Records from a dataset
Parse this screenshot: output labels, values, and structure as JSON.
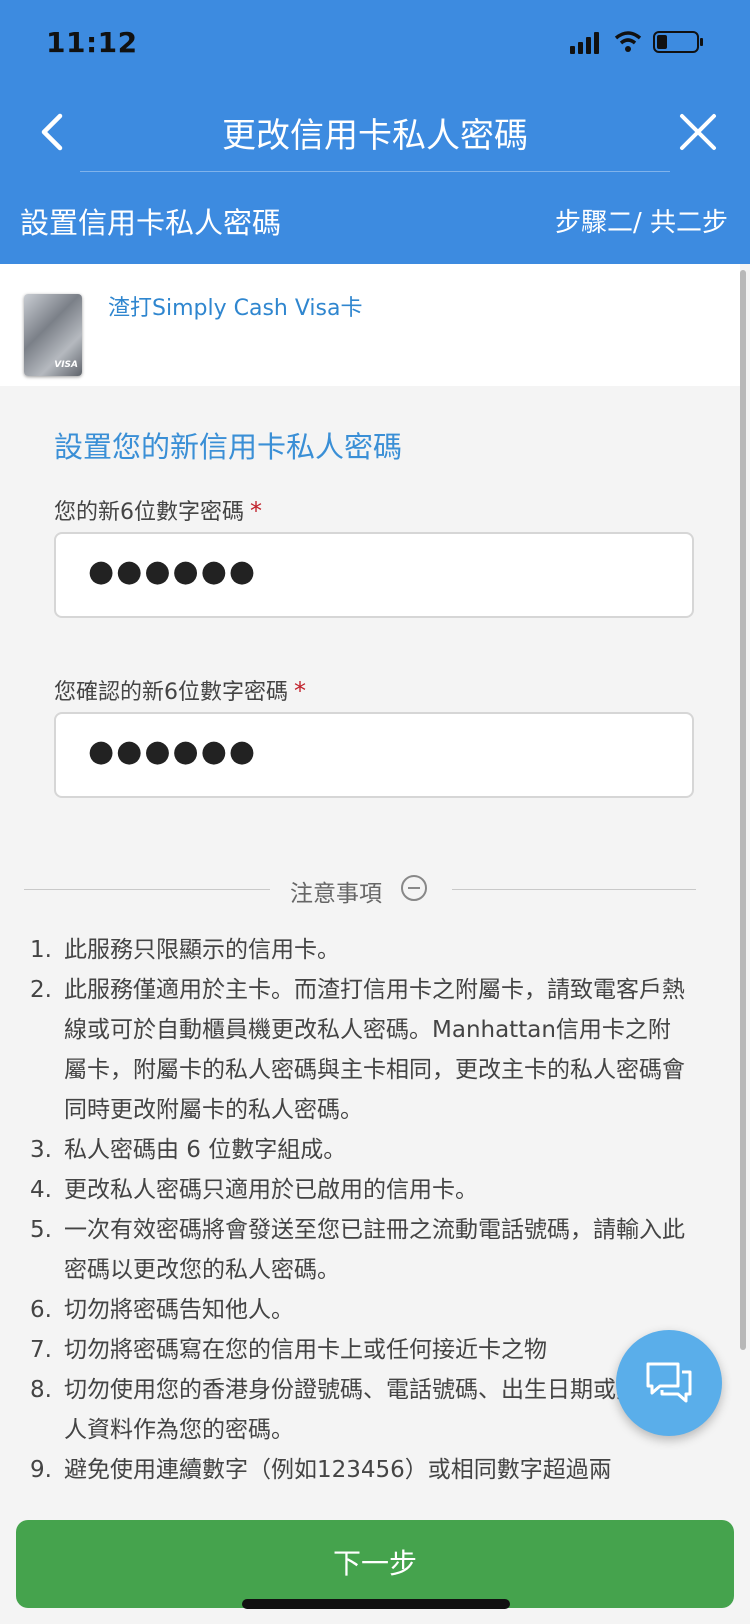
{
  "status_bar": {
    "time": "11:12"
  },
  "header": {
    "title": "更改信用卡私人密碼",
    "subtitle": "設置信用卡私人密碼",
    "step": "步驟二/ 共二步"
  },
  "card": {
    "name": "渣打Simply Cash Visa卡",
    "brand": "VISA"
  },
  "form": {
    "section_title": "設置您的新信用卡私人密碼",
    "new_pin": {
      "label": "您的新6位數字密碼",
      "required_mark": "*",
      "value": "●●●●●●"
    },
    "confirm_pin": {
      "label": "您確認的新6位數字密碼",
      "required_mark": "*",
      "value": "●●●●●●"
    }
  },
  "notice": {
    "title": "注意事項",
    "items": [
      {
        "num": "1.",
        "text": "此服務只限顯示的信用卡。"
      },
      {
        "num": "2.",
        "text": "此服務僅適用於主卡。而渣打信用卡之附屬卡，請致電客戶熱線或可於自動櫃員機更改私人密碼。Manhattan信用卡之附屬卡，附屬卡的私人密碼與主卡相同，更改主卡的私人密碼會同時更改附屬卡的私人密碼。"
      },
      {
        "num": "3.",
        "text": "私人密碼由 6 位數字組成。"
      },
      {
        "num": "4.",
        "text": "更改私人密碼只適用於已啟用的信用卡。"
      },
      {
        "num": "5.",
        "text": "一次有效密碼將會發送至您已註冊之流動電話號碼，請輸入此密碼以更改您的私人密碼。"
      },
      {
        "num": "6.",
        "text": "切勿將密碼告知他人。"
      },
      {
        "num": "7.",
        "text": "切勿將密碼寫在您的信用卡上或任何接近卡之物"
      },
      {
        "num": "8.",
        "text": "切勿使用您的香港身份證號碼、電話號碼、出生日期或其他個人資料作為您的密碼。"
      },
      {
        "num": "9.",
        "text": "避免使用連續數字（例如123456）或相同數字超過兩"
      }
    ]
  },
  "buttons": {
    "next": "下一步"
  },
  "colors": {
    "header_bg": "#3d8be0",
    "accent": "#3a8fd6",
    "next_bg": "#45a34d",
    "chat_bg": "#5aaeea",
    "required": "#c0202a"
  },
  "icons": [
    "back-arrow-icon",
    "close-icon",
    "minus-circle-icon",
    "chat-icon",
    "signal-icon",
    "wifi-icon",
    "battery-icon"
  ]
}
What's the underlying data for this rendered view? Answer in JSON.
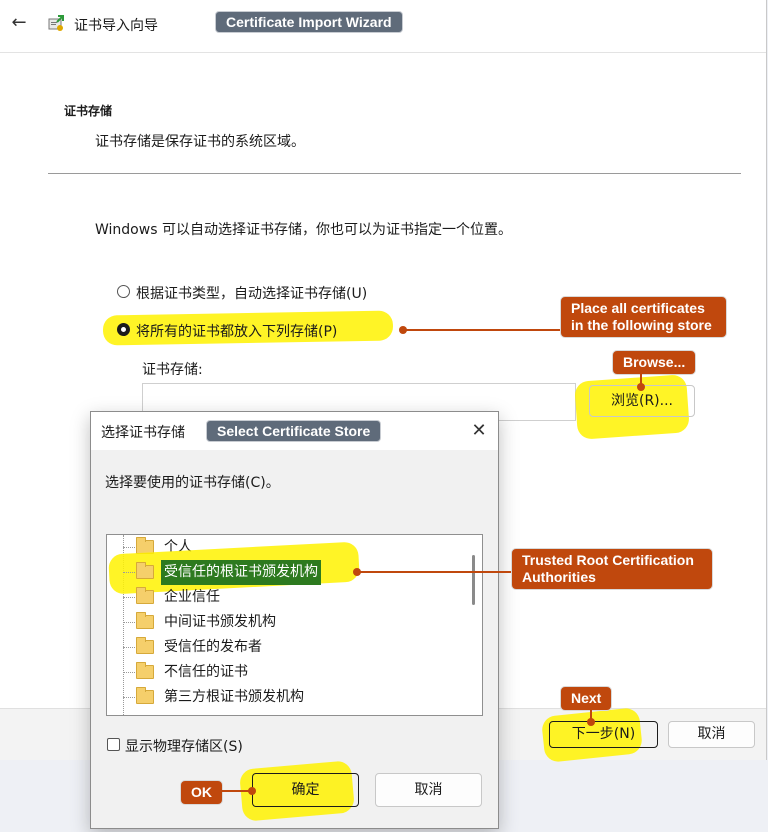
{
  "wizard": {
    "title": "证书导入向导",
    "annotation": "Certificate Import Wizard",
    "section_title": "证书存储",
    "section_desc": "证书存储是保存证书的系统区域。",
    "auto_text": "Windows 可以自动选择证书存储，你也可以为证书指定一个位置。",
    "radio_auto": "根据证书类型，自动选择证书存储(U)",
    "radio_manual": "将所有的证书都放入下列存储(P)",
    "radio_selected": "manual",
    "store_label": "证书存储:",
    "store_value": "",
    "browse_button": "浏览(R)...",
    "next_button": "下一步(N)",
    "cancel_button": "取消"
  },
  "dialog": {
    "title": "选择证书存储",
    "annotation": "Select Certificate Store",
    "prompt": "选择要使用的证书存储(C)。",
    "stores": [
      "个人",
      "受信任的根证书颁发机构",
      "企业信任",
      "中间证书颁发机构",
      "受信任的发布者",
      "不信任的证书",
      "第三方根证书颁发机构"
    ],
    "selected_store": "受信任的根证书颁发机构",
    "show_physical": "显示物理存储区(S)",
    "ok_button": "确定",
    "cancel_button": "取消"
  },
  "callouts": {
    "place_all_line1": "Place all certificates",
    "place_all_line2": "in the following store",
    "browse": "Browse...",
    "trusted_line1": "Trusted Root Certification",
    "trusted_line2": "Authorities",
    "next": "Next",
    "ok": "OK"
  },
  "colors": {
    "annotation_gray": "#5f6b7a",
    "callout_orange": "#c0480d",
    "highlight_yellow": "#fff200",
    "selected_green": "#2d7a1f"
  },
  "icons": {
    "back": "arrow-left-icon",
    "wizard": "certificate-icon",
    "close": "close-icon",
    "folder": "folder-icon"
  }
}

(Work to complete)
Find how many lines in the listing hold "this", and reply with that number only.

(Output of the task)
2